[BEGIN STORED DATA]
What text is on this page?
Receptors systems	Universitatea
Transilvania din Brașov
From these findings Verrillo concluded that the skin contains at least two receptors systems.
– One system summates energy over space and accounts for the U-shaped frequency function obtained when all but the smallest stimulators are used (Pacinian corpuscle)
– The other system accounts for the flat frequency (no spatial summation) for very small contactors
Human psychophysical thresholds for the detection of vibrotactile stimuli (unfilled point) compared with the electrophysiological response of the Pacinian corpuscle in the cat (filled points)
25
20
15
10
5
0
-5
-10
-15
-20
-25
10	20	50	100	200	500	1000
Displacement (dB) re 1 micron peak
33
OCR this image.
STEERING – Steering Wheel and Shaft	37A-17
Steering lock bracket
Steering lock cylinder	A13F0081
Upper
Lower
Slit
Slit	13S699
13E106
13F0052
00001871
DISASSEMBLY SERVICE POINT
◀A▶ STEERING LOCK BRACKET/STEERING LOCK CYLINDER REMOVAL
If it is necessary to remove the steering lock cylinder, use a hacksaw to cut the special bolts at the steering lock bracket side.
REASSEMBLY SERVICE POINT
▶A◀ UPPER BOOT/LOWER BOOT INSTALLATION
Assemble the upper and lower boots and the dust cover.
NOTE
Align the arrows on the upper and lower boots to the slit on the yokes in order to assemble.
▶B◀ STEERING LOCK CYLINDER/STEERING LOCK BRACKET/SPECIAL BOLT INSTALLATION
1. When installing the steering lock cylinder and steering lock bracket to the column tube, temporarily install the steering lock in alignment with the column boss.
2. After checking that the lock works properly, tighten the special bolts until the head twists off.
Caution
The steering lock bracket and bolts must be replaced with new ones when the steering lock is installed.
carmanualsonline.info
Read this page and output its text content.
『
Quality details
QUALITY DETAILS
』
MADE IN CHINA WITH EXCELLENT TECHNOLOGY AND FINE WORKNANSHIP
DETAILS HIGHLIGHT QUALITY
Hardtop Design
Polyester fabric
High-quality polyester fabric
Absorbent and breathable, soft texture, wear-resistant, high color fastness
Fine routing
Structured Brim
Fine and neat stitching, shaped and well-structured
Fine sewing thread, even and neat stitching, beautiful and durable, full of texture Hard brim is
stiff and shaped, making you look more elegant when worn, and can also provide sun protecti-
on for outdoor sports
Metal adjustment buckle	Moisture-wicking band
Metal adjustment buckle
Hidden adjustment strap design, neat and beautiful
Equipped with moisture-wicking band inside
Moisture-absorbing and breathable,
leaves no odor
[END STORED DATA]
> EXERCISE GOAL
Search the material above for "that". Pull out each line where it shows up.

> TASK OUTPUT
From these findings Verrillo concluded that the skin contains at least two receptors systems.
2. After checking that the lock works properly, tighten the special bolts until the head twists off.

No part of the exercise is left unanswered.